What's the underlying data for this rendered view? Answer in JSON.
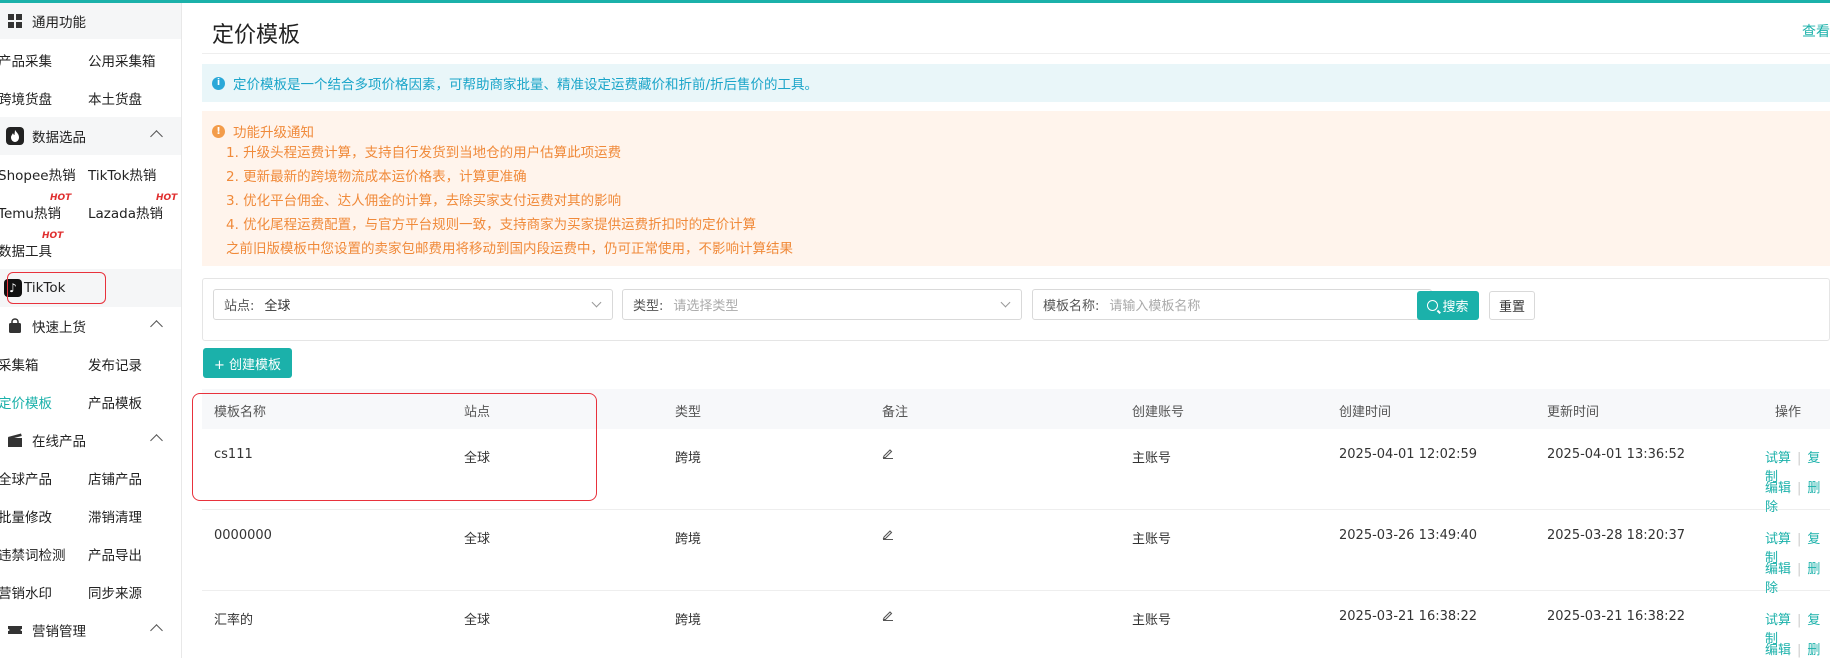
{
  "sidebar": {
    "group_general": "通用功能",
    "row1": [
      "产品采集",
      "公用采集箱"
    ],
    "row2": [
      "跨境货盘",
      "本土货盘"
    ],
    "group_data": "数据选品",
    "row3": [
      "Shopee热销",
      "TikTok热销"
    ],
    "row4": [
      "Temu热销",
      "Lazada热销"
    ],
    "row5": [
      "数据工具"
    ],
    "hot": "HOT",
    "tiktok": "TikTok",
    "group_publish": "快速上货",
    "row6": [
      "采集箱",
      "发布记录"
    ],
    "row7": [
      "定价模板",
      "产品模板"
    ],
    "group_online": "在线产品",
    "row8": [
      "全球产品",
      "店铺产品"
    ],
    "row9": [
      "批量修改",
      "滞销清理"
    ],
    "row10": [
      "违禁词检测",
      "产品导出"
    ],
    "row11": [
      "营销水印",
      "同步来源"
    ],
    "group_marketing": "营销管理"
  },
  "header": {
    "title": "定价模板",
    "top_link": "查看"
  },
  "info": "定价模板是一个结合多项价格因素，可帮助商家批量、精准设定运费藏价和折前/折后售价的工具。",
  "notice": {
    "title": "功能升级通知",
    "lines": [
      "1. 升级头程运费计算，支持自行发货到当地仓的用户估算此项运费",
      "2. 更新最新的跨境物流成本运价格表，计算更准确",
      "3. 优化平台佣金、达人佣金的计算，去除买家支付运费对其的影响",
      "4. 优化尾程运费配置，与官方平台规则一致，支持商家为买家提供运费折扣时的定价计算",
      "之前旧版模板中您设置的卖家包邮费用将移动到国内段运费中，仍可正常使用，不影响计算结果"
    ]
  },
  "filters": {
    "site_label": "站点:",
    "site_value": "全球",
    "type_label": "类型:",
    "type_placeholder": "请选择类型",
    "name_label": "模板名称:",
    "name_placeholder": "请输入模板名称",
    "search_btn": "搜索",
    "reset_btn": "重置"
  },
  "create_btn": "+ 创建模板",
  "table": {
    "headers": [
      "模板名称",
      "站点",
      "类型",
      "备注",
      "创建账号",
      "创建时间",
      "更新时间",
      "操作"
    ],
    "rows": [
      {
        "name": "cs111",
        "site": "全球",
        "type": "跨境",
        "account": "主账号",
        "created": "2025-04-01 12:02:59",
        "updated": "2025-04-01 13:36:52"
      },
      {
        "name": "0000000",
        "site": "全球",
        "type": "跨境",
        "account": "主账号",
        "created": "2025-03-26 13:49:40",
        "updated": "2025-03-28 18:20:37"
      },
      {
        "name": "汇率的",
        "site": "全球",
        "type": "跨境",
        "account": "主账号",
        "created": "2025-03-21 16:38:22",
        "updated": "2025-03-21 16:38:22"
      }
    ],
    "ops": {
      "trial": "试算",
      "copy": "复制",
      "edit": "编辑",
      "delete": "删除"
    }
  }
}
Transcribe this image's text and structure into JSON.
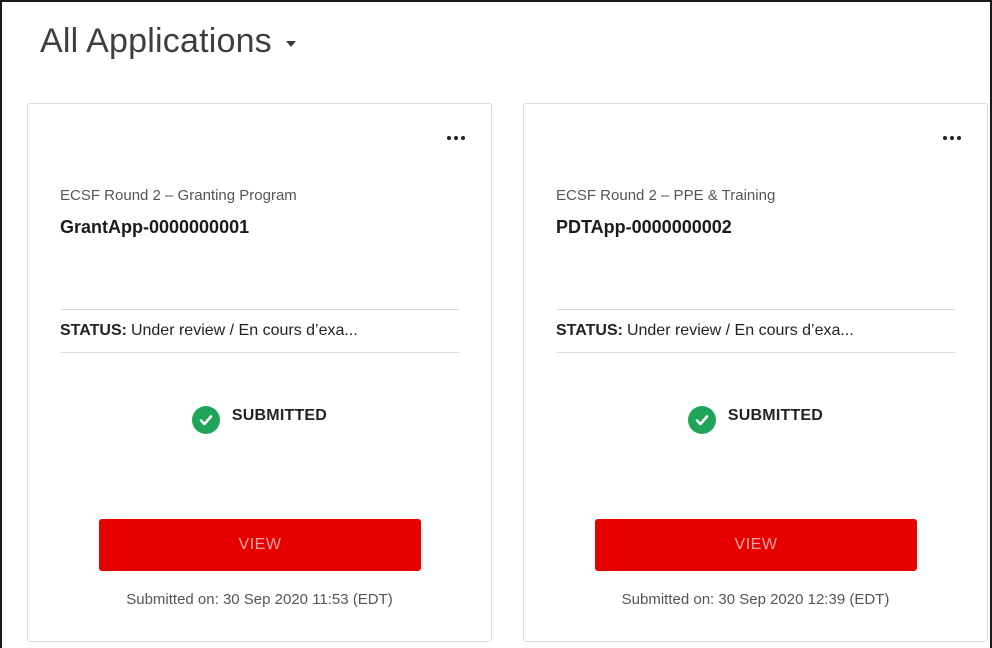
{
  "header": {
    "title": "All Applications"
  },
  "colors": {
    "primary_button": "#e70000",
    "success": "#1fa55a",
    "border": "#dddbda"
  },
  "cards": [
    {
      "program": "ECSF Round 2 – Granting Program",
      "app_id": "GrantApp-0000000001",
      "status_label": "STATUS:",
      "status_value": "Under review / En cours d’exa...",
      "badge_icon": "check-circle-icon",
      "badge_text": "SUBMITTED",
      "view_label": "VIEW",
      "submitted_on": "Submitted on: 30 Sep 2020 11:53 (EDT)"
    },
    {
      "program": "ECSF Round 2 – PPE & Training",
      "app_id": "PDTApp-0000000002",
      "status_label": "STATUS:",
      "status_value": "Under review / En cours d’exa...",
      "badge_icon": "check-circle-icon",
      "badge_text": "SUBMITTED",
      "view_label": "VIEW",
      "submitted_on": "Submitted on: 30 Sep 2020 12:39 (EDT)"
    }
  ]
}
++++++++++
(EXERCISE DETAILS) Write out each entry exactly as given, omitting any picture.

(THE COMPLETED TASK)
What's the underlying data for this rendered view? Answer in JSON.
{
  "sidebar": {
    "group_general": "通用功能",
    "row1": [
      "产品采集",
      "公用采集箱"
    ],
    "row2": [
      "跨境货盘",
      "本土货盘"
    ],
    "group_data": "数据选品",
    "row3": [
      "Shopee热销",
      "TikTok热销"
    ],
    "row4": [
      "Temu热销",
      "Lazada热销"
    ],
    "row5": [
      "数据工具"
    ],
    "hot": "HOT",
    "tiktok": "TikTok",
    "group_publish": "快速上货",
    "row6": [
      "采集箱",
      "发布记录"
    ],
    "row7": [
      "定价模板",
      "产品模板"
    ],
    "group_online": "在线产品",
    "row8": [
      "全球产品",
      "店铺产品"
    ],
    "row9": [
      "批量修改",
      "滞销清理"
    ],
    "row10": [
      "违禁词检测",
      "产品导出"
    ],
    "row11": [
      "营销水印",
      "同步来源"
    ],
    "group_marketing": "营销管理"
  },
  "header": {
    "title": "定价模板",
    "top_link": "查看"
  },
  "info": "定价模板是一个结合多项价格因素，可帮助商家批量、精准设定运费藏价和折前/折后售价的工具。",
  "notice": {
    "title": "功能升级通知",
    "lines": [
      "1. 升级头程运费计算，支持自行发货到当地仓的用户估算此项运费",
      "2. 更新最新的跨境物流成本运价格表，计算更准确",
      "3. 优化平台佣金、达人佣金的计算，去除买家支付运费对其的影响",
      "4. 优化尾程运费配置，与官方平台规则一致，支持商家为买家提供运费折扣时的定价计算",
      "之前旧版模板中您设置的卖家包邮费用将移动到国内段运费中，仍可正常使用，不影响计算结果"
    ]
  },
  "filters": {
    "site_label": "站点:",
    "site_value": "全球",
    "type_label": "类型:",
    "type_placeholder": "请选择类型",
    "name_label": "模板名称:",
    "name_placeholder": "请输入模板名称",
    "search_btn": "搜索",
    "reset_btn": "重置"
  },
  "create_btn": "+ 创建模板",
  "table": {
    "headers": [
      "模板名称",
      "站点",
      "类型",
      "备注",
      "创建账号",
      "创建时间",
      "更新时间",
      "操作"
    ],
    "rows": [
      {
        "name": "cs111",
        "site": "全球",
        "type": "跨境",
        "account": "主账号",
        "created": "2025-04-01 12:02:59",
        "updated": "2025-04-01 13:36:52"
      },
      {
        "name": "0000000",
        "site": "全球",
        "type": "跨境",
        "account": "主账号",
        "created": "2025-03-26 13:49:40",
        "updated": "2025-03-28 18:20:37"
      },
      {
        "name": "汇率的",
        "site": "全球",
        "type": "跨境",
        "account": "主账号",
        "created": "2025-03-21 16:38:22",
        "updated": "2025-03-21 16:38:22"
      }
    ],
    "ops": {
      "trial": "试算",
      "copy": "复制",
      "edit": "编辑",
      "delete": "删除"
    }
  }
}
Transcribe this image's text and structure into JSON.
{
  "header": {
    "title": "All Applications"
  },
  "colors": {
    "primary_button": "#e70000",
    "success": "#1fa55a",
    "border": "#dddbda"
  },
  "cards": [
    {
      "program": "ECSF Round 2 – Granting Program",
      "app_id": "GrantApp-0000000001",
      "status_label": "STATUS:",
      "status_value": "Under review / En cours d’exa...",
      "badge_icon": "check-circle-icon",
      "badge_text": "SUBMITTED",
      "view_label": "VIEW",
      "submitted_on": "Submitted on: 30 Sep 2020 11:53 (EDT)"
    },
    {
      "program": "ECSF Round 2 – PPE & Training",
      "app_id": "PDTApp-0000000002",
      "status_label": "STATUS:",
      "status_value": "Under review / En cours d’exa...",
      "badge_icon": "check-circle-icon",
      "badge_text": "SUBMITTED",
      "view_label": "VIEW",
      "submitted_on": "Submitted on: 30 Sep 2020 12:39 (EDT)"
    }
  ]
}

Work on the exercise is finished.